(Stored data)
◆ ◆ ◆ ◆ ◆ ◆ ◆

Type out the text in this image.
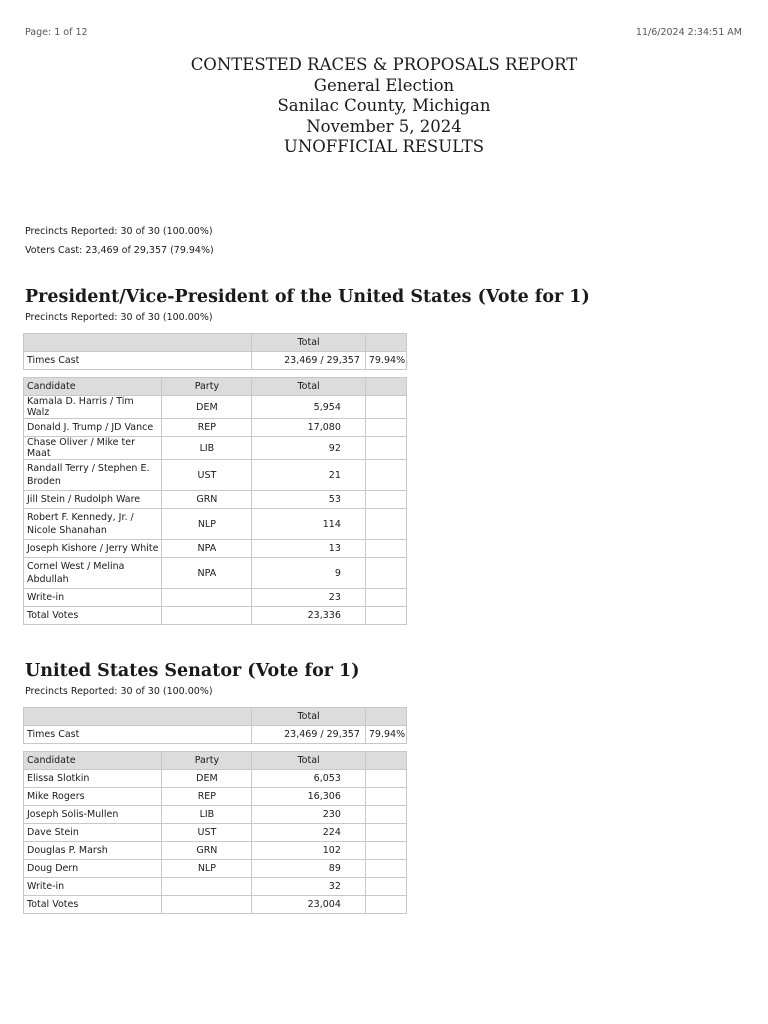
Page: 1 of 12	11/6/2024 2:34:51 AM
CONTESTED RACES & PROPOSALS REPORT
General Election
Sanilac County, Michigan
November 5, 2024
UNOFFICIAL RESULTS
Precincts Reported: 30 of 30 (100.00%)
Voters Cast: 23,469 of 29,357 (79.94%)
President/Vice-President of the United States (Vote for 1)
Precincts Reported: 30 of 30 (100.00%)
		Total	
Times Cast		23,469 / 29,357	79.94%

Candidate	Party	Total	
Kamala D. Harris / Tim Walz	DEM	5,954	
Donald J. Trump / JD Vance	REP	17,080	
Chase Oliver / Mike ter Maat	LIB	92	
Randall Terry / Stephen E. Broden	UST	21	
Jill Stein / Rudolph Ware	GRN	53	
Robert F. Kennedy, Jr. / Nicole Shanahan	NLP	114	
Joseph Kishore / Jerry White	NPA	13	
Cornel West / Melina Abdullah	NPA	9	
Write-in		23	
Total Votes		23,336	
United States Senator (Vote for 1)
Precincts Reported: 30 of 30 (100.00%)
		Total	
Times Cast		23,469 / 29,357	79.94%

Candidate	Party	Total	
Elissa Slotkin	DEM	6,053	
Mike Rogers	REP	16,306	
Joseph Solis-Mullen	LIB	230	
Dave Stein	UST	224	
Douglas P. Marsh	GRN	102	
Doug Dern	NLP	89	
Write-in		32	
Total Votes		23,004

◆ ◆ ◆ ◆ ◆ ◆ ◆

- STATED GOAL: Retype every record above exactly as written, but leave out the pictures.

- THE COMPLETED TASK:
Type out the text in this image.
Page: 1 of 12	11/6/2024 2:34:51 AM
CONTESTED RACES & PROPOSALS REPORT
General Election
Sanilac County, Michigan
November 5, 2024
UNOFFICIAL RESULTS
Precincts Reported: 30 of 30 (100.00%)
Voters Cast: 23,469 of 29,357 (79.94%)
President/Vice-President of the United States (Vote for 1)
Precincts Reported: 30 of 30 (100.00%)
		Total	
Times Cast		23,469 / 29,357	79.94%

Candidate	Party	Total	
Kamala D. Harris / Tim Walz	DEM	5,954	
Donald J. Trump / JD Vance	REP	17,080	
Chase Oliver / Mike ter Maat	LIB	92	
Randall Terry / Stephen E. Broden	UST	21	
Jill Stein / Rudolph Ware	GRN	53	
Robert F. Kennedy, Jr. / Nicole Shanahan	NLP	114	
Joseph Kishore / Jerry White	NPA	13	
Cornel West / Melina Abdullah	NPA	9	
Write-in		23	
Total Votes		23,336	
United States Senator (Vote for 1)
Precincts Reported: 30 of 30 (100.00%)
		Total	
Times Cast		23,469 / 29,357	79.94%

Candidate	Party	Total	
Elissa Slotkin	DEM	6,053	
Mike Rogers	REP	16,306	
Joseph Solis-Mullen	LIB	230	
Dave Stein	UST	224	
Douglas P. Marsh	GRN	102	
Doug Dern	NLP	89	
Write-in		32	
Total Votes		23,004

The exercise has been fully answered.